Slashdot Mirror


Intel Will Reportedly Land Apple As a Modem Chip Customer

itwbennett writes After so many years of spinning its wheels, Intel is reportedly about to make a big step into mobile by providing Apple with LTE modem chips for its hot-selling iPhone. The news comes courtesy of VentureBeat, which cites two separate sources of the plans. The story says Apple will begin using Intel's new 7360 LTE modem processor in place of a Qualcomm chip, which has been there for a few generations.

3 of 77 comments (clear)

  1. Integrate the LTE Chip by ProfessionalCookie · · Score: 3, Interesting

    I would hope this is a step toward Apple integrating the LTE chip into an Intel produced Apple A9 or A10. Intel clearly has the best process for performance per watt and Apple clearly wants to integrate as many things as possible into the package.

    1. Re:Integrate the LTE Chip by Anonymous Coward · · Score: 3, Interesting

      Before that can happen Intel needs to start manufacturing their modems using thier factories. Due to the celluar modem IP being acquired, it was originally designed to be built by TSMC factories and Intel hasn't converted it over yet. It seems that changing process tech for that modem must be a non trivial amount of work since with SOFIA they prioritized moving the baseband processor away from ARM to Atom but they are still fabbing SOFIA at TSMC.

      I believe these discrete high end Intel modems are still ARM though I expect now that they have the baseband running on x86 that this 7360 series will be the last family of ARM based modems from Intel. It seems likely given the direction set by SOFIA that converting to x86 is first priority and converting to Intel factories is next after that.

SUPPLIED DATA:
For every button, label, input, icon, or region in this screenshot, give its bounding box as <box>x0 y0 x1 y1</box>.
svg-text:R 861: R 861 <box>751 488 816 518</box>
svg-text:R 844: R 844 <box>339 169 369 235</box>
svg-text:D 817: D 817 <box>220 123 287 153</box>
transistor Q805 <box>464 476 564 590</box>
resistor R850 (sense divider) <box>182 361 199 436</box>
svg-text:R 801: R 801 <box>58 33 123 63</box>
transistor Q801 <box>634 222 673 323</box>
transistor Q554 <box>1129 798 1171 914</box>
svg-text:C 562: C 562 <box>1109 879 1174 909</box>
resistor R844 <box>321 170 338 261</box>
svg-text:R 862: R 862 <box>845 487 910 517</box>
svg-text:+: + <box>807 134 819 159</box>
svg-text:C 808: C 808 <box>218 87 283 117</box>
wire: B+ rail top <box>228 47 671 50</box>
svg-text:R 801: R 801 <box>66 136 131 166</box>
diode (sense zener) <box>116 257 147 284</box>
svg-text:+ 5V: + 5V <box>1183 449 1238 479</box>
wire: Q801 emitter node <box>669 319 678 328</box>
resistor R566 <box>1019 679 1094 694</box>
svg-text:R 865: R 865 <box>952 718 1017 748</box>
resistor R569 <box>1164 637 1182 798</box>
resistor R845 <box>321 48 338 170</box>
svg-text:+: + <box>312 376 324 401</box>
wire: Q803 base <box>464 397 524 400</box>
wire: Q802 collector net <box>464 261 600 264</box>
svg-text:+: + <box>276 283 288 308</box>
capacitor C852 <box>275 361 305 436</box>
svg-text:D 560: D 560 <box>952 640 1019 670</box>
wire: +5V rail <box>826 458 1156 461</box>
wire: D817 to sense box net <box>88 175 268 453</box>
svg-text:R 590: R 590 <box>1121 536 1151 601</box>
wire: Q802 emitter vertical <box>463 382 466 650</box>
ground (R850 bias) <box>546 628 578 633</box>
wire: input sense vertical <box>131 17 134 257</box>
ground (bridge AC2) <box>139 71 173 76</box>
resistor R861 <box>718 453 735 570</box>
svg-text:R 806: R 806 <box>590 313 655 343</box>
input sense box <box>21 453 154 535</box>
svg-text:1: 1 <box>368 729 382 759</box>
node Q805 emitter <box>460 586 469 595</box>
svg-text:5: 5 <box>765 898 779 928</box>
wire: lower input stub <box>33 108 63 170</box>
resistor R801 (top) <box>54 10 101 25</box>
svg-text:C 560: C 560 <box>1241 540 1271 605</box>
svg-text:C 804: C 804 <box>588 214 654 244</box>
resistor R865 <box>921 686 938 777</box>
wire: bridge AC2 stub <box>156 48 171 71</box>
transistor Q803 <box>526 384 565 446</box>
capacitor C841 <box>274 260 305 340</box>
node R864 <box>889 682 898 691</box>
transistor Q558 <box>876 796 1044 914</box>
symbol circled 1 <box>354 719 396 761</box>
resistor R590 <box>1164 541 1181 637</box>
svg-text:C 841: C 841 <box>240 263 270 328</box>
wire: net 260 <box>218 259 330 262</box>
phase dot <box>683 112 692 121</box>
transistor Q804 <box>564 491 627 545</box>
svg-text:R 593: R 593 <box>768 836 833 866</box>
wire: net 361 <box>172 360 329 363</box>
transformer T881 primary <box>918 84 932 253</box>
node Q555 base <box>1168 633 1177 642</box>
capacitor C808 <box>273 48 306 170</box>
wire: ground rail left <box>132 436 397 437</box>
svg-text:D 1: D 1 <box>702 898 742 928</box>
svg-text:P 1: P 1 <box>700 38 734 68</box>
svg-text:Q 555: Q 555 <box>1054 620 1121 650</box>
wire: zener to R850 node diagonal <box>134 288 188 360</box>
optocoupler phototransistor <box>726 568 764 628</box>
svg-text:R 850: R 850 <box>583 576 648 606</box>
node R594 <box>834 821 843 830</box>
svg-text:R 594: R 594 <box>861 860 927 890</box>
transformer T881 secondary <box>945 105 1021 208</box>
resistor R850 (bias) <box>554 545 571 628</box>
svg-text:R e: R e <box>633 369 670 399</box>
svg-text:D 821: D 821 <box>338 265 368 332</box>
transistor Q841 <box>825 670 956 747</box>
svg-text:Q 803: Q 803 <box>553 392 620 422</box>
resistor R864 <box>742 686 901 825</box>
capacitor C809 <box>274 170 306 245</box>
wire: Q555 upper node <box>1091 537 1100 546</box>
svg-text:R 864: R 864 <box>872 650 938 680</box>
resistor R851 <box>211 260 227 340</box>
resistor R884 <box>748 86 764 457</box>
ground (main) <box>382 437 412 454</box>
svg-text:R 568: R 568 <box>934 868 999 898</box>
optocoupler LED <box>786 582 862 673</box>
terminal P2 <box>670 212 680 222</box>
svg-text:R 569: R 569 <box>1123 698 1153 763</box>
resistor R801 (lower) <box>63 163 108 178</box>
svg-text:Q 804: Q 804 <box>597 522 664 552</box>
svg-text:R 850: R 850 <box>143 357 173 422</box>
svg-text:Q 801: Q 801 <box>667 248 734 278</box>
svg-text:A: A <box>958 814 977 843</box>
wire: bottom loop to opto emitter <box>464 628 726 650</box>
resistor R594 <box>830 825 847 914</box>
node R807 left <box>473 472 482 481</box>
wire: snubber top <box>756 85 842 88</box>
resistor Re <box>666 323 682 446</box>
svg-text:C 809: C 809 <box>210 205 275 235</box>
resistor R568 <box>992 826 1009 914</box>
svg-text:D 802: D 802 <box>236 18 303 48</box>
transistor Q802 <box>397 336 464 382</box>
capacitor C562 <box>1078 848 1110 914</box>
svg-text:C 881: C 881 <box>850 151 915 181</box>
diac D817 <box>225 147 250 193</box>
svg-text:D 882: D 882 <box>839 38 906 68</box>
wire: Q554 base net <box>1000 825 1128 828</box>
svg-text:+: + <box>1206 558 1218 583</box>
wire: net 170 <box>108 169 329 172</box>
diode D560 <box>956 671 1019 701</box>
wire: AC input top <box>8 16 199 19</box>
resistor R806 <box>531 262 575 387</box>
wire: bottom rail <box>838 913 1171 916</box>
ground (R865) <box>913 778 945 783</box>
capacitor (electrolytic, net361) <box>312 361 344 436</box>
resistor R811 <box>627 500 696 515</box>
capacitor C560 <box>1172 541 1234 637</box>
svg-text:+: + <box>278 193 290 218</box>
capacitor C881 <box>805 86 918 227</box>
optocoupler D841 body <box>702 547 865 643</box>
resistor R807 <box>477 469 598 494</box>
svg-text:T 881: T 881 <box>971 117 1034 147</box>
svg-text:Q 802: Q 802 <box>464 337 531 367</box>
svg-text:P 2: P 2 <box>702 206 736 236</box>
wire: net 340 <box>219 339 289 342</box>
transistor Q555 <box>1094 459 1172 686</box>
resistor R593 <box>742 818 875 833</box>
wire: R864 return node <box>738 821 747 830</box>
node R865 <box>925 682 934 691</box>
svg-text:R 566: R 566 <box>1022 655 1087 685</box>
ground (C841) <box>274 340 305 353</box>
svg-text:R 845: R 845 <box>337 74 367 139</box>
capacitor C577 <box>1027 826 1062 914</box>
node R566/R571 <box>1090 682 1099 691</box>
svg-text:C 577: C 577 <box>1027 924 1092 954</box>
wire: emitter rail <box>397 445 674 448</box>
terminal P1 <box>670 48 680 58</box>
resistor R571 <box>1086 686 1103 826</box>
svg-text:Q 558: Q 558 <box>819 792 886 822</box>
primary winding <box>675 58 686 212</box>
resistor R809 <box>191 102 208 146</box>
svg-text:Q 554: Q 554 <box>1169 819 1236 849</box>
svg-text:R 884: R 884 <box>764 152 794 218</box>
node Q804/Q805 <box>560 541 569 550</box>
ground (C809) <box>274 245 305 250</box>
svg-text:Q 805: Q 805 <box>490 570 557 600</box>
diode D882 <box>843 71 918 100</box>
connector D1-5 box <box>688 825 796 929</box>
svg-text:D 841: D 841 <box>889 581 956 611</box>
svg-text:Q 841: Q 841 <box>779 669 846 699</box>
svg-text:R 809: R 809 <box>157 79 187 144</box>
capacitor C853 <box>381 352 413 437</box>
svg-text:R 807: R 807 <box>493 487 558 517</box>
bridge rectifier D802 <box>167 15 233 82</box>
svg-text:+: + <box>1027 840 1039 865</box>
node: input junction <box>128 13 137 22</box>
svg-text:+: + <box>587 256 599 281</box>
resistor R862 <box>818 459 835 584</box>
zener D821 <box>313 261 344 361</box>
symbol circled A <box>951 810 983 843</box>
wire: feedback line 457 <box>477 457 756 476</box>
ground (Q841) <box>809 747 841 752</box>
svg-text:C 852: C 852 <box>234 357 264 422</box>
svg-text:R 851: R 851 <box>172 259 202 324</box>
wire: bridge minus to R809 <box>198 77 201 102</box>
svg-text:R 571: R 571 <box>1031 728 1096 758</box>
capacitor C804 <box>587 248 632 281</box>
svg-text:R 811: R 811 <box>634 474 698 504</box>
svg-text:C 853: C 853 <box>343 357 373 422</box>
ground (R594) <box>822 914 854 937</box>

EXERCISE REQUIREMENTS:
A: In the Slashdot page, why does the Anonymous Coward reply say Intel's cellular modem was originally designed to be built in TSMC factories?
B: From the Slashdot page, write out the passage from "1. Integrate the" to "SOFIA at TSMC.".
C: Could you carry the Slashdot page on from where it stops?

ANSWERS TO THIS EXERCISE:
A: Intel acquired the cellular modem IP rather than developing it itself. It was designed for TSMC factories before the acquisition, and Intel hasn't converted it over yet.

B:
1. Integrate the LTE Chip by ProfessionalCookie · · Score: 3, Interesting

    I would hope this is a step toward Apple integrating the LTE chip into an Intel produced Apple A9 or A10. Intel clearly has the best process for performance per watt and Apple clearly wants to integrate as many things as possible into the package.

    1. Re:Integrate the LTE Chip by Anonymous Coward · · Score: 3, Interesting

      Before that can happen Intel needs to start manufacturing their modems using thier factories. Due to the celluar modem IP being acquired, it was originally designed to be built by TSMC factories and Intel hasn't converted it over yet. It seems that changing process tech for that modem must be a non trivial amount of work since with SOFIA they prioritized moving the baseband processor away from ARM to Atom but they are still fabbing SOFIA at TSMC.

C:
  2. Re:Intel chip better than Qualcomm? by default+luser · · Score: 3, Interesting

    Exactly, people din't care about peak LTE speeds going over some insane 300 MBps level. As long as they can get a few MBps to load a webpage as fast as their moble processor (and limited ram) can handle it, they don't care about super-high speeds.

    This is why Mediatek became a thing with nothing but 3G parts in China, and it's the same reason why Mediatek's (and Intel, and Samsung) early 4G entry to the market rings the death knell for Qualcomm.

    That's why they have introduced the Snapdragon 410 - 4 Cortex A53 processors, a passable GPU with 720p support, and 150Mbps LTE! All selling at a bargain price competitive with all the other entry-level parts.

    LTE is not a premium feature anymore, so unless Qualcomm comes up with some other must-have technology, they're going to have to transform their business to work better with commodity margins, or else do like everyone else and start making their own phones?

    --

    Man is the animal that laughs.
    And occasionally whores for Karma.